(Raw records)
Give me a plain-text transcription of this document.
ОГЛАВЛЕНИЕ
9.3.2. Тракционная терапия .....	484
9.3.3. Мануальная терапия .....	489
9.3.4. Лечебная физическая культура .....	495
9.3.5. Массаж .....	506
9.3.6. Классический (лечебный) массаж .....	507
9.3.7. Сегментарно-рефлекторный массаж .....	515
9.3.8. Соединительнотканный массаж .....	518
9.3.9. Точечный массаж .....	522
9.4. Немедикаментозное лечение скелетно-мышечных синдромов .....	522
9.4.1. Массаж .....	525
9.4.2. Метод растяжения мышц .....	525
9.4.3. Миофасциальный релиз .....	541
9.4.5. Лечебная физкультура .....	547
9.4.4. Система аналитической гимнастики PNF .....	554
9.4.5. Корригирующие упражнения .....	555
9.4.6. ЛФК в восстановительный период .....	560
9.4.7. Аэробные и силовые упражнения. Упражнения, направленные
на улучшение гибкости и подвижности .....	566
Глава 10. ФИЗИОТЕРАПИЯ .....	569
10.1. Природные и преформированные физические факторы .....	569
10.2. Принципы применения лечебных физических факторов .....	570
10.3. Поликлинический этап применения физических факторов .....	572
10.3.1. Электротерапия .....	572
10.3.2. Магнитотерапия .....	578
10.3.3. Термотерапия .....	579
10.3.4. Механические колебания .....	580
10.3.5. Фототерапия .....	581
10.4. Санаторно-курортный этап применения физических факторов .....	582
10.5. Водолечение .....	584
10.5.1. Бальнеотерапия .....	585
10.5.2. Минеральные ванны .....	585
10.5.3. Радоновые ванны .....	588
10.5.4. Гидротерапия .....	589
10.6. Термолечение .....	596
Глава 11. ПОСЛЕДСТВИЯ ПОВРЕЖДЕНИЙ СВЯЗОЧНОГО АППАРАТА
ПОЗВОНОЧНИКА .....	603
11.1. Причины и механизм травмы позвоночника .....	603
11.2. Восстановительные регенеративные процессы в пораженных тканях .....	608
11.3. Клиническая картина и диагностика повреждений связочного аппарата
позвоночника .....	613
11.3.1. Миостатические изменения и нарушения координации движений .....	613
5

— WHAT TO WORK ON —
Where a line of the records above holds the word "этап", copy that line.

— RESULT —
10.3. Поликлинический этап применения физических факторов .....	572
10.4. Санаторно-курортный этап применения физических факторов .....	582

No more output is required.